MATERIAL SHOWN:
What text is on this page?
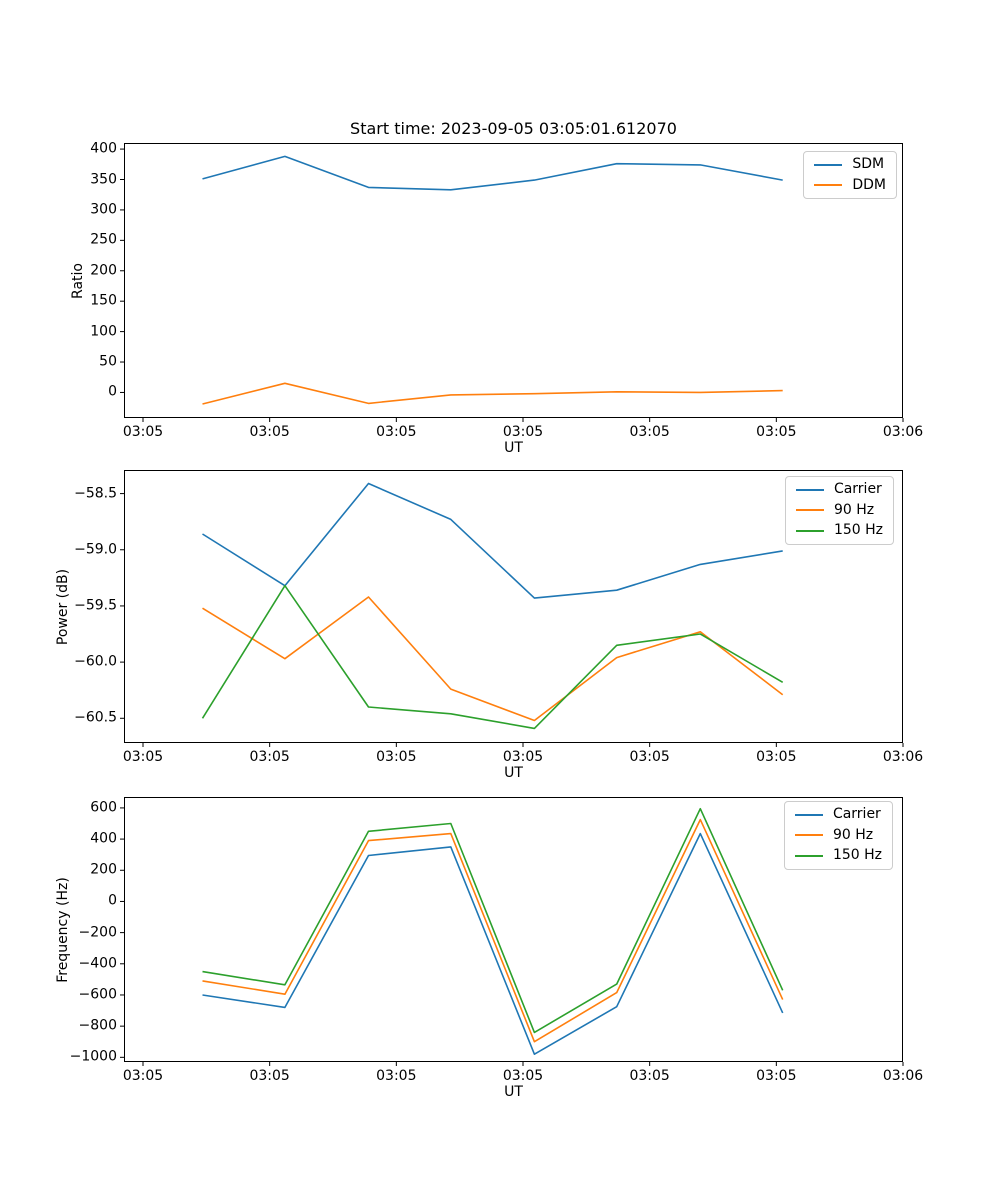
Start time: 2023-09-05 03:05:01.612070
Ratio
UT
SDM
DDM
03:05	03:05	03:05	03:05	03:05	03:05	03:06
0
50
100
150
200
250
300
350
400
Power (dB)
UT
Carrier
90 Hz
150 Hz
03:05	03:05	03:05	03:05	03:05	03:05	03:06
−58.5
−59.0
−59.5
−60.0
−60.5
Frequency (Hz)
UT
Carrier
90 Hz
150 Hz
03:05	03:05	03:05	03:05	03:05	03:05	03:06
600
400
200
0
−200
−400
−600
−800
−1000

EXERCISE DESCRIPTION: Excluding the pictures, restate the records above word for word.

RESPONSE FOR THIS EXERCISE:
What text is on this page?
Start time: 2023-09-05 03:05:01.612070
Ratio
UT
SDM
DDM
03:05	03:05	03:05	03:05	03:05	03:05	03:06
0
50
100
150
200
250
300
350
400
Power (dB)
UT
Carrier
90 Hz
150 Hz
03:05	03:05	03:05	03:05	03:05	03:05	03:06
−58.5
−59.0
−59.5
−60.0
−60.5
Frequency (Hz)
UT
Carrier
90 Hz
150 Hz
03:05	03:05	03:05	03:05	03:05	03:05	03:06
600
400
200
0
−200
−400
−600
−800
−1000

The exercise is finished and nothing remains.